▶ The request
Filter the records below and copy every line containing the word "обеспечения".

▶ Exercise material
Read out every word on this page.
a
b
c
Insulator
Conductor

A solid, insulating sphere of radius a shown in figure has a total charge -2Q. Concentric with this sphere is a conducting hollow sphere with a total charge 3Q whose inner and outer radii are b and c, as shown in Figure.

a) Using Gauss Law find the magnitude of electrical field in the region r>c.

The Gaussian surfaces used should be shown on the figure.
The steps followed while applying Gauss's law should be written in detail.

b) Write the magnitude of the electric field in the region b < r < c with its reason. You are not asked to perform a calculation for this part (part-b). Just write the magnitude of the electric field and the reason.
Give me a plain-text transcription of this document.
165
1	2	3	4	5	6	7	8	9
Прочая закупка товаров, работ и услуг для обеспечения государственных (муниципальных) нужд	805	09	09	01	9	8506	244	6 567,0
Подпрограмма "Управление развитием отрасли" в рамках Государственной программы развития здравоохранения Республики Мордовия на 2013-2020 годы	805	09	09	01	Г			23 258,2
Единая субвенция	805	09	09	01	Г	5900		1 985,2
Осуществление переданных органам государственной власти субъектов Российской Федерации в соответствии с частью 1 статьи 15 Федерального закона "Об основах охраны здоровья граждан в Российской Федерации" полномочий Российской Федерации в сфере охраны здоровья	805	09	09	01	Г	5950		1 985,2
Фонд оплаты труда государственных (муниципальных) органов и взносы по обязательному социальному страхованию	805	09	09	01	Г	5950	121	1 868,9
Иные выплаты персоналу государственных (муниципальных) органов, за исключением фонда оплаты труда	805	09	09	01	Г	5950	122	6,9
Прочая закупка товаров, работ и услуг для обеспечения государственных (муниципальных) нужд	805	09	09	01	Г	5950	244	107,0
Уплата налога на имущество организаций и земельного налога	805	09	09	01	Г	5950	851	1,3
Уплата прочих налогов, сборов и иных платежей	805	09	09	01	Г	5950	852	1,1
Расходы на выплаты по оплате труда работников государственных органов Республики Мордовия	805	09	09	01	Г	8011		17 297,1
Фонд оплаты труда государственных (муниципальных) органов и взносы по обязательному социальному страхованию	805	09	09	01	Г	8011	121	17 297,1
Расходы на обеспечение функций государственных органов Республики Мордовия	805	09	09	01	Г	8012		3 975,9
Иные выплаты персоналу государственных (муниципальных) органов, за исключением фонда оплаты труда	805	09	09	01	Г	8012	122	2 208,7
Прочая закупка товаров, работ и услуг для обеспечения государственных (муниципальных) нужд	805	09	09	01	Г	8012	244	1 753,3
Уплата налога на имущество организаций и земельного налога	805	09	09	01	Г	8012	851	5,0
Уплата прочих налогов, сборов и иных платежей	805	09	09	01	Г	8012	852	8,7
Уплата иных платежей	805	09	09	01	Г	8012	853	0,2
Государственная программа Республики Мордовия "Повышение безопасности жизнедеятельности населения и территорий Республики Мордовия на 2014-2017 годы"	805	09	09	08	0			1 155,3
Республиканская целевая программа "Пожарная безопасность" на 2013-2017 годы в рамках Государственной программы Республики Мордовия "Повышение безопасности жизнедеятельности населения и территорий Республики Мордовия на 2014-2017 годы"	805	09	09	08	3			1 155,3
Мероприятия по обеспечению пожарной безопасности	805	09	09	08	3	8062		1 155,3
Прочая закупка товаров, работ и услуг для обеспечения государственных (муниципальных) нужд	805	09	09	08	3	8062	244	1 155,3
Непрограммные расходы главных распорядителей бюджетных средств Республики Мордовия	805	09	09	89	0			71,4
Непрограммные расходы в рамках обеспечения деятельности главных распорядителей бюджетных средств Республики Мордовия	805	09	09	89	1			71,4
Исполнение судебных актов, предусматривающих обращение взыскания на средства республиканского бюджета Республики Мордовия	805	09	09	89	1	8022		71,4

▶ Expected answer
Прочая закупка товаров, работ и услуг для обеспечения государственных (муниципальных) нужд	805	09	09	01	9	8506	244	6 567,0
Прочая закупка товаров, работ и услуг для обеспечения государственных (муниципальных) нужд	805	09	09	01	Г	5950	244	107,0
Прочая закупка товаров, работ и услуг для обеспечения государственных (муниципальных) нужд	805	09	09	01	Г	8012	244	1 753,3
Прочая закупка товаров, работ и услуг для обеспечения государственных (муниципальных) нужд	805	09	09	08	3	8062	244	1 155,3
Непрограммные расходы в рамках обеспечения деятельности главных распорядителей бюджетных средств Республики Мордовия	805	09	09	89	1			71,4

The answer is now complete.